What is the number of lines containing "kontrahenta"? Give only that number.

Supplied data

_ _ _

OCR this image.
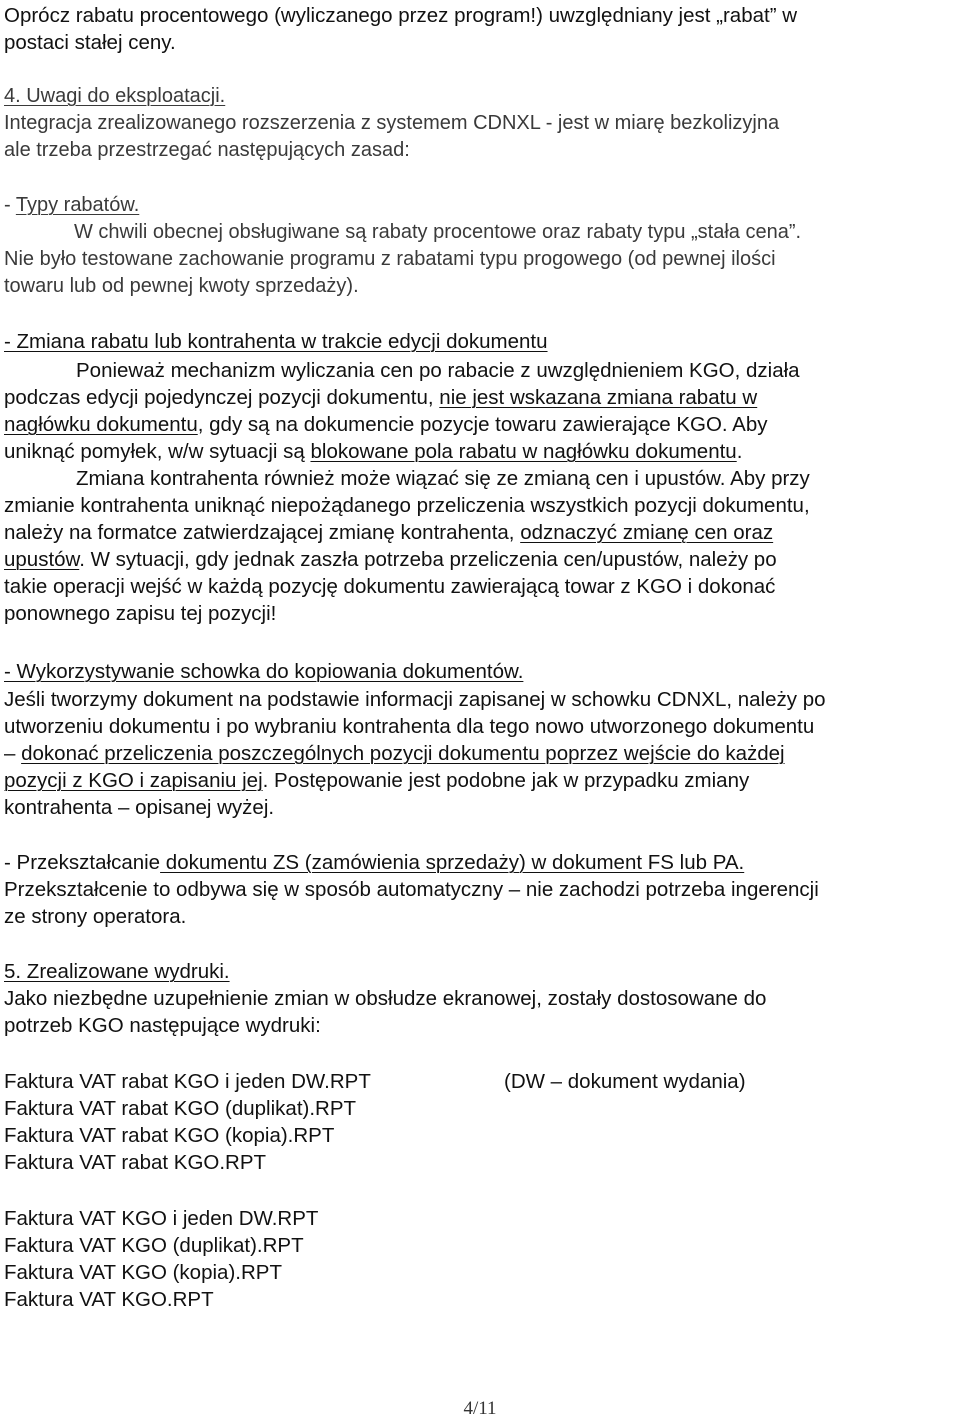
Oprócz rabatu procentowego (wyliczanego przez program!) uwzględniany jest „rabat” w
postaci stałej ceny.
4. Uwagi do eksploatacji.
Integracja zrealizowanego rozszerzenia z systemem CDNXL - jest w miarę bezkolizyjna
ale trzeba przestrzegać następujących zasad:
- Typy rabatów.
W chwili obecnej obsługiwane są rabaty procentowe oraz rabaty typu „stała cena”.
Nie było testowane zachowanie programu z rabatami typu progowego (od pewnej ilości
towaru lub od pewnej kwoty sprzedaży).
- Zmiana rabatu lub kontrahenta w trakcie edycji dokumentu
Ponieważ mechanizm wyliczania cen po rabacie z uwzględnieniem KGO, działa
podczas edycji pojedynczej pozycji dokumentu, nie jest wskazana zmiana rabatu w
nagłówku dokumentu, gdy są na dokumencie pozycje towaru zawierające KGO. Aby
uniknąć pomyłek, w/w sytuacji są blokowane pola rabatu w nagłówku dokumentu.
Zmiana kontrahenta również może wiązać się ze zmianą cen i upustów. Aby przy
zmianie kontrahenta uniknąć niepożądanego przeliczenia wszystkich pozycji dokumentu,
należy na formatce zatwierdzającej zmianę kontrahenta, odznaczyć zmianę cen oraz
upustów. W sytuacji, gdy jednak zaszła potrzeba przeliczenia cen/upustów, należy po
takie operacji wejść w każdą pozycję dokumentu zawierającą towar z KGO i dokonać
ponownego zapisu tej pozycji!
- Wykorzystywanie schowka do kopiowania dokumentów.
Jeśli tworzymy dokument na podstawie informacji zapisanej w schowku CDNXL, należy po
utworzeniu dokumentu i po wybraniu kontrahenta dla tego nowo utworzonego dokumentu
– dokonać przeliczenia poszczególnych pozycji dokumentu poprzez wejście do każdej
pozycji z KGO i zapisaniu jej. Postępowanie jest podobne jak w przypadku zmiany
kontrahenta – opisanej wyżej.
- Przekształcanie dokumentu ZS (zamówienia sprzedaży) w dokument FS lub PA.
Przekształcenie to odbywa się w sposób automatyczny – nie zachodzi potrzeba ingerencji
ze strony operatora.
5. Zrealizowane wydruki.
Jako niezbędne uzupełnienie zmian w obsłudze ekranowej, zostały dostosowane do
potrzeb KGO następujące wydruki:
Faktura VAT rabat KGO i jeden DW.RPT	(DW – dokument wydania)
Faktura VAT rabat KGO (duplikat).RPT
Faktura VAT rabat KGO (kopia).RPT
Faktura VAT rabat KGO.RPT
Faktura VAT KGO i jeden DW.RPT
Faktura VAT KGO (duplikat).RPT
Faktura VAT KGO (kopia).RPT
Faktura VAT KGO.RPT
4/11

_ _ _

Solution below
6